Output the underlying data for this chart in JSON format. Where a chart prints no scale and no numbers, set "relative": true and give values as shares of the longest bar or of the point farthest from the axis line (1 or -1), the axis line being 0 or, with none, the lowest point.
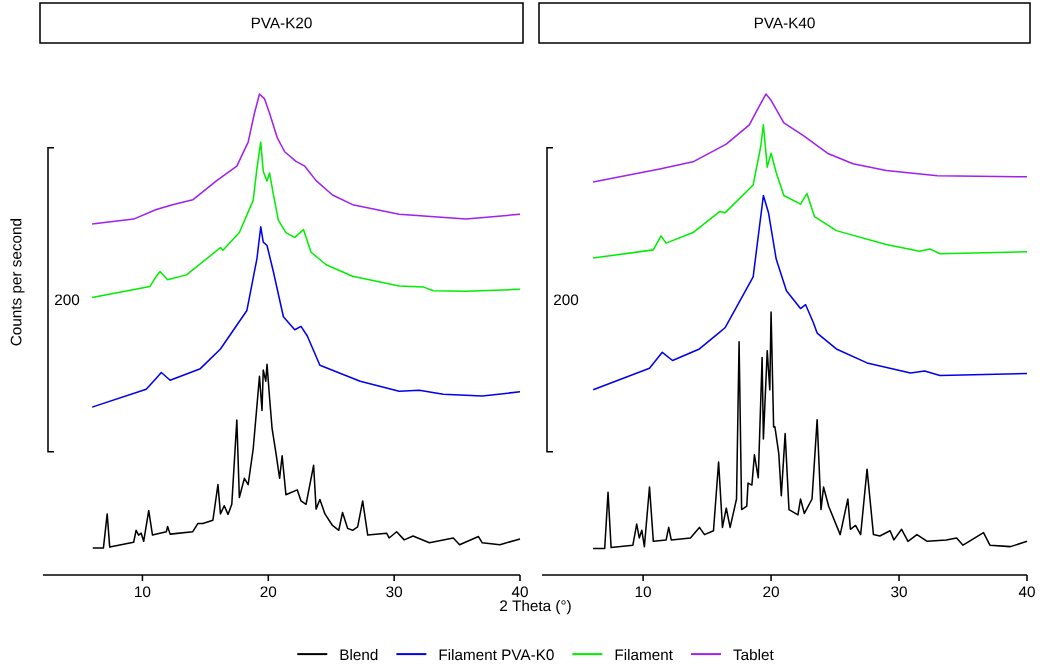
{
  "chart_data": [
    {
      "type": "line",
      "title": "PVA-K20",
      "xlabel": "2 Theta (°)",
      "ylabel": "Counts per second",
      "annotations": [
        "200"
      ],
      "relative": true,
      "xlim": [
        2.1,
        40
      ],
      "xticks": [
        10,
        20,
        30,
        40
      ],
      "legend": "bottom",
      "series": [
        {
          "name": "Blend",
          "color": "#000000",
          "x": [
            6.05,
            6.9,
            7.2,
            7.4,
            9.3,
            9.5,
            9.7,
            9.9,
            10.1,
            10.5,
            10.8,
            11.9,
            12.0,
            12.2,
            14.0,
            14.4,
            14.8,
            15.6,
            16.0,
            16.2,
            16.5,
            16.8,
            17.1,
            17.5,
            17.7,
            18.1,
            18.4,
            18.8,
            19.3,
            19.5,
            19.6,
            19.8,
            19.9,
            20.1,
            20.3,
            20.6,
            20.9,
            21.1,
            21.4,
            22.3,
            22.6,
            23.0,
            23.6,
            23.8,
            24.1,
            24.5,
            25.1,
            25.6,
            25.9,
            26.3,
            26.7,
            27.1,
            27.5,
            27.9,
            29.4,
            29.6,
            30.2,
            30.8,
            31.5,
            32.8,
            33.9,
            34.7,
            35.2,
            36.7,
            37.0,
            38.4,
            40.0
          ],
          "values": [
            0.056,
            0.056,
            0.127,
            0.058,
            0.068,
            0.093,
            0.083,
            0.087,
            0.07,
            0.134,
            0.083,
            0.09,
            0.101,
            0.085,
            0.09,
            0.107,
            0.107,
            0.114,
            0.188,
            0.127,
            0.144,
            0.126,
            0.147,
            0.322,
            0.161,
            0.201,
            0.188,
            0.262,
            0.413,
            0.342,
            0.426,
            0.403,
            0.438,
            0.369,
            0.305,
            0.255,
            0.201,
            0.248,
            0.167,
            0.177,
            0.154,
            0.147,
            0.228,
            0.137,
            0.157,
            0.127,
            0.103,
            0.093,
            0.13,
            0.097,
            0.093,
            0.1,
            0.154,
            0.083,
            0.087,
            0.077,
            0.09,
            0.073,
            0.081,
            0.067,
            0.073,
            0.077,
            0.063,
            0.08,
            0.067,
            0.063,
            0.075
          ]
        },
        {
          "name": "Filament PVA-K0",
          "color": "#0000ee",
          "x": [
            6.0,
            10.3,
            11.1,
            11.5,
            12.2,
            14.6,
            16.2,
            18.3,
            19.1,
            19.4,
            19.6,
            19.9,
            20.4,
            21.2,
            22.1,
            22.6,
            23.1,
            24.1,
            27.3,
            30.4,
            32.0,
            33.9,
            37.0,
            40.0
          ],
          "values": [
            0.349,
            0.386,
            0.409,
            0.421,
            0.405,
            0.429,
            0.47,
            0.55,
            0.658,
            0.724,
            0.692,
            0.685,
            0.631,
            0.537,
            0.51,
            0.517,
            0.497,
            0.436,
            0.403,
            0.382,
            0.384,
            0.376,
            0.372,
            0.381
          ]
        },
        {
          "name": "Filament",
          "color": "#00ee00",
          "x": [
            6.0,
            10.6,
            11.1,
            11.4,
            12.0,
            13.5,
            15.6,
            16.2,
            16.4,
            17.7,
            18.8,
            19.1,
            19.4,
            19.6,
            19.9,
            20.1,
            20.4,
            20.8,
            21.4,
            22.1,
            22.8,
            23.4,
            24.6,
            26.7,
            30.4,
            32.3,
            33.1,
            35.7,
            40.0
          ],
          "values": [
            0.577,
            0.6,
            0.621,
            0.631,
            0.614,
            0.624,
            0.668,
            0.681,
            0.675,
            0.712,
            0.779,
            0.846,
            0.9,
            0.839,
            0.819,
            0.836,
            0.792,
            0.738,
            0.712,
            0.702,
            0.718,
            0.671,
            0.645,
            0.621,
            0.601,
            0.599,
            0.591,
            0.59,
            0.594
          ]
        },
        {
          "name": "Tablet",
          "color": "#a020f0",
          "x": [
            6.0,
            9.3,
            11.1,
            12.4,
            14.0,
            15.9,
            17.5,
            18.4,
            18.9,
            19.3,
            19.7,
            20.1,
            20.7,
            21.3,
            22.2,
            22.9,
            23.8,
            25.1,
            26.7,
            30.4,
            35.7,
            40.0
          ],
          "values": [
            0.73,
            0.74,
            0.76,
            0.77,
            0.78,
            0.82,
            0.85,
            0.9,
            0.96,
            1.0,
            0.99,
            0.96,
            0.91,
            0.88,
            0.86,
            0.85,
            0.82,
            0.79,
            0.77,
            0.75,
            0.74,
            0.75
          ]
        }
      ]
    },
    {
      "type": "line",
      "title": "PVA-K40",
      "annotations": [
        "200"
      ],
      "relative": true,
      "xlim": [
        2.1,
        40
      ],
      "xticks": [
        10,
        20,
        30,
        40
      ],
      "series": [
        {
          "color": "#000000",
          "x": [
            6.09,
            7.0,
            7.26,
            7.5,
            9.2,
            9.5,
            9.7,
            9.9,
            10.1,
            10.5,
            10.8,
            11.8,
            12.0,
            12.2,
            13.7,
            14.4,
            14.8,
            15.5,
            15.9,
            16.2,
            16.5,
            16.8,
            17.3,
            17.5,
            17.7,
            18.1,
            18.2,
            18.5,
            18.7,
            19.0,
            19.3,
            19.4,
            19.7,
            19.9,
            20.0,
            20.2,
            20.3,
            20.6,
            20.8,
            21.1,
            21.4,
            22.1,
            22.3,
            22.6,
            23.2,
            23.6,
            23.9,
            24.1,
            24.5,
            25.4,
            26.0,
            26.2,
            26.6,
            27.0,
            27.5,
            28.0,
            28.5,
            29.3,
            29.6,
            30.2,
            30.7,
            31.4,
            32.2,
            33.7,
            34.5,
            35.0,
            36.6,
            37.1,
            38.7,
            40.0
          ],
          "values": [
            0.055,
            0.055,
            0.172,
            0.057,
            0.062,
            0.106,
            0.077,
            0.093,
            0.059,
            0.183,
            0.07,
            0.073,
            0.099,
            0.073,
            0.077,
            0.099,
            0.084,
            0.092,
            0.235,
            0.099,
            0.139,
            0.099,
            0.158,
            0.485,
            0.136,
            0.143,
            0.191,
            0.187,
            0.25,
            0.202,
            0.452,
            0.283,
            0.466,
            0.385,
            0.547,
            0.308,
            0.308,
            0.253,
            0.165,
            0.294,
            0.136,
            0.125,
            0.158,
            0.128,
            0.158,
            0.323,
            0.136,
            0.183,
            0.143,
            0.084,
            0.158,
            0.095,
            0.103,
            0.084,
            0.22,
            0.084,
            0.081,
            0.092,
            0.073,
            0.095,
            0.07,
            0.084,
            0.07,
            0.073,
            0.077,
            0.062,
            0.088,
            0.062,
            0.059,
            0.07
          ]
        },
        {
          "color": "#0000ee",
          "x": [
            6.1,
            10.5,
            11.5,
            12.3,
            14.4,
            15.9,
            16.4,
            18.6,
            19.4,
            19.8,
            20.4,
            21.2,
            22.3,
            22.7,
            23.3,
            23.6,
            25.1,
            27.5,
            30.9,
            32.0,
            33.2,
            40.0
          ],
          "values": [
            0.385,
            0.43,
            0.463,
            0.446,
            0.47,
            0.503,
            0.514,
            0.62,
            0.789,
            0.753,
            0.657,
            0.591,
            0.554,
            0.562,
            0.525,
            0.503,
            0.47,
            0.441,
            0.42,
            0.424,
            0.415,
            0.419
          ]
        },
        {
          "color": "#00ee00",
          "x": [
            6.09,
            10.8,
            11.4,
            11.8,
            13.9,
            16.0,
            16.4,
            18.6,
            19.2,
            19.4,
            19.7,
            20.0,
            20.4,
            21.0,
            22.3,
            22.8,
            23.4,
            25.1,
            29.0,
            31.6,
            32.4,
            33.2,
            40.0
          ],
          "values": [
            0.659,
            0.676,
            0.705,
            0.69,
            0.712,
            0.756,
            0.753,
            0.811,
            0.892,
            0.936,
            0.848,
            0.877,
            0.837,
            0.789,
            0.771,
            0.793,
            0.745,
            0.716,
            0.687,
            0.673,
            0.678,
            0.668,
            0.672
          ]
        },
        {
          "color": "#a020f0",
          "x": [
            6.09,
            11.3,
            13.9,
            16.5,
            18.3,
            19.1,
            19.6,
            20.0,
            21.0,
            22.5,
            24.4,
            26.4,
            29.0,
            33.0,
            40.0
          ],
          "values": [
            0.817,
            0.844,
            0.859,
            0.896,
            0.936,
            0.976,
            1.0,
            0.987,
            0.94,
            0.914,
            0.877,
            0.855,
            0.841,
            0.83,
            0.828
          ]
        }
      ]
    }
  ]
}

__________________________________________________

◆ **Given exercise**
Collect each line containing the string "name".

◆ **Written response**
          "name": "Blend",
          "name": "Filament PVA-K0",
          "name": "Filament",
          "name": "Tablet",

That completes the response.